- Written instruction
Below are the entries; state how many of their lines contain the string "Give", and nothing more.

(Figure collection entries)
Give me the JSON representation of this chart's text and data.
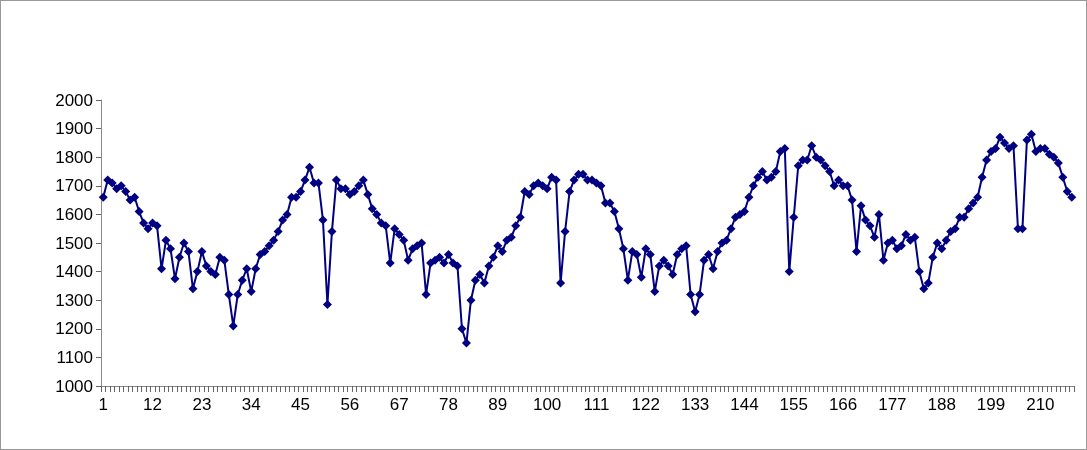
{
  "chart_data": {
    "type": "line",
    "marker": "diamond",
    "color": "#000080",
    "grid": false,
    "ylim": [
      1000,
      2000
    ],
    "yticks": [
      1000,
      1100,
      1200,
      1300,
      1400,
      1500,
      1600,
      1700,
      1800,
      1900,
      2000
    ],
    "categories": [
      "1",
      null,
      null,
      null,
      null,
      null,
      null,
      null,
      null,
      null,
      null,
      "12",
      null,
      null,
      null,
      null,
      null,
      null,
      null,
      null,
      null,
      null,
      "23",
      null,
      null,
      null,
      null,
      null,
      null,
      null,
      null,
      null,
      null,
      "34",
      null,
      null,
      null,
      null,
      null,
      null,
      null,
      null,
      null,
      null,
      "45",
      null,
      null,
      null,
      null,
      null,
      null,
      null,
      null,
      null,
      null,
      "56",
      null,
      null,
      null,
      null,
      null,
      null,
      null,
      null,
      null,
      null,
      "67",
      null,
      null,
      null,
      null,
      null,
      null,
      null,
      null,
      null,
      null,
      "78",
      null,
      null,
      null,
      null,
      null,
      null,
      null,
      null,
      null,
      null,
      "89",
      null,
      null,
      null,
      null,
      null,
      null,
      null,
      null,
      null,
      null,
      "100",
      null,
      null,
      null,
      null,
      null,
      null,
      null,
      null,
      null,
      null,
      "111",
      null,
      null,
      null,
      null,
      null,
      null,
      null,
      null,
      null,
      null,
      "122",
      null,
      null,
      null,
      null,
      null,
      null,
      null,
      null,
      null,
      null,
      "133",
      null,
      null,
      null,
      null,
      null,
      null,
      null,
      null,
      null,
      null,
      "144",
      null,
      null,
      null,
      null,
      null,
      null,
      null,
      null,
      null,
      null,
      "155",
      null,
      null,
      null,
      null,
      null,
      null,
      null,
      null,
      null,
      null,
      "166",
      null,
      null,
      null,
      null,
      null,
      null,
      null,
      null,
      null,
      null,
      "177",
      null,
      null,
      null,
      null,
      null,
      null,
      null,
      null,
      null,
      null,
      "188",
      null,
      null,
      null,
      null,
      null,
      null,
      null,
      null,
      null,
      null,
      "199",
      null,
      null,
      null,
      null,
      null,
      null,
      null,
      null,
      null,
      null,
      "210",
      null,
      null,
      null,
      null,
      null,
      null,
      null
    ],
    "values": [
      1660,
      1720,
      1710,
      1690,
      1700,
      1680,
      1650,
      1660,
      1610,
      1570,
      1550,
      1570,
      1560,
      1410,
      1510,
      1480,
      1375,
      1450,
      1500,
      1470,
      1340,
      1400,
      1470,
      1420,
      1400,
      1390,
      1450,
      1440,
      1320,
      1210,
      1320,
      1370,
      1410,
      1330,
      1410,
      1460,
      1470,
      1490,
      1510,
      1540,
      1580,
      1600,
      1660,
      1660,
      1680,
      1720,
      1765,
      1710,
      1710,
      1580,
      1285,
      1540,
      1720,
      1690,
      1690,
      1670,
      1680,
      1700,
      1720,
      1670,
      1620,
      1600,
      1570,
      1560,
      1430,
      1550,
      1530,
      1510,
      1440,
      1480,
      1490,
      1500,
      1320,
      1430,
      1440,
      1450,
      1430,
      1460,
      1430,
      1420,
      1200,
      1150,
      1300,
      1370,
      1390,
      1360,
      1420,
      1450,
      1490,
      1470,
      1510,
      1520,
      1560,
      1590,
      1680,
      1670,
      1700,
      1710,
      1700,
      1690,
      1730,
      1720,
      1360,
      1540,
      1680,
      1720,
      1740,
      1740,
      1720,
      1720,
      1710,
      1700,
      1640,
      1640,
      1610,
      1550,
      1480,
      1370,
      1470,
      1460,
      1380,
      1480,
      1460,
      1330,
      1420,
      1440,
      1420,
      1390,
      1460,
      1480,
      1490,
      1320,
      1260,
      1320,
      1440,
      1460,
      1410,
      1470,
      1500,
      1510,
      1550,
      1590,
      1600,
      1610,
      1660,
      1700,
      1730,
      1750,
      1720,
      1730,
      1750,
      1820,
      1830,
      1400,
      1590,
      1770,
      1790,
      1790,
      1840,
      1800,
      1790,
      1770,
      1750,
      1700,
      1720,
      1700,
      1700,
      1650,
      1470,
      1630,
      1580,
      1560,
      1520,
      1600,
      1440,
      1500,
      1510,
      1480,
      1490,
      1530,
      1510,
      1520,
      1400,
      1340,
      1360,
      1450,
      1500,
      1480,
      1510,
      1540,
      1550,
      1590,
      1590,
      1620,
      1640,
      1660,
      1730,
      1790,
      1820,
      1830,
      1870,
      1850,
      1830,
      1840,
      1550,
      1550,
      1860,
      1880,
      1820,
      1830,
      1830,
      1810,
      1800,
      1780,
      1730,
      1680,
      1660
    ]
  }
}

==

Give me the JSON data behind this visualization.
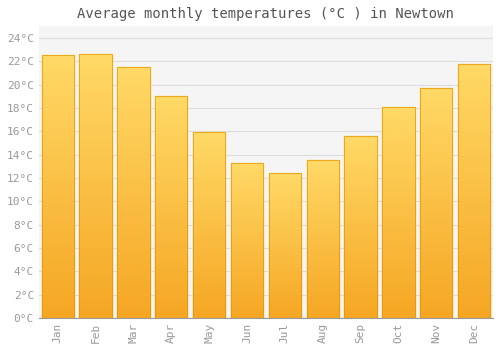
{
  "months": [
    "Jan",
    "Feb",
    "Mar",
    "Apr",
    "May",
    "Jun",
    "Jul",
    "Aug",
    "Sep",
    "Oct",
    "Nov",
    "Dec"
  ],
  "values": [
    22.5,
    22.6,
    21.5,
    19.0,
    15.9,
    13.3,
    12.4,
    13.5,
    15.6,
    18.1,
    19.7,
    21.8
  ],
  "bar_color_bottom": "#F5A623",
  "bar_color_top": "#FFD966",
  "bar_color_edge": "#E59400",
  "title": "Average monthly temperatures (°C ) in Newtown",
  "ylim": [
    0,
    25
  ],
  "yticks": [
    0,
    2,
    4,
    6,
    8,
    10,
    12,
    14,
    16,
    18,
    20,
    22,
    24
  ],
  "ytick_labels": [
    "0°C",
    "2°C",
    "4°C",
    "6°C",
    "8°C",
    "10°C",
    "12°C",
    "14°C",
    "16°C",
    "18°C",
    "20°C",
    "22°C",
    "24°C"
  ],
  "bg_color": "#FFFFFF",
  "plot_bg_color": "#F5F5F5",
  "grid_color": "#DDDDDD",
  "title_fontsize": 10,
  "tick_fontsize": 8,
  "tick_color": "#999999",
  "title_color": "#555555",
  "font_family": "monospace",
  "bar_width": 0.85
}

- Solved problem
2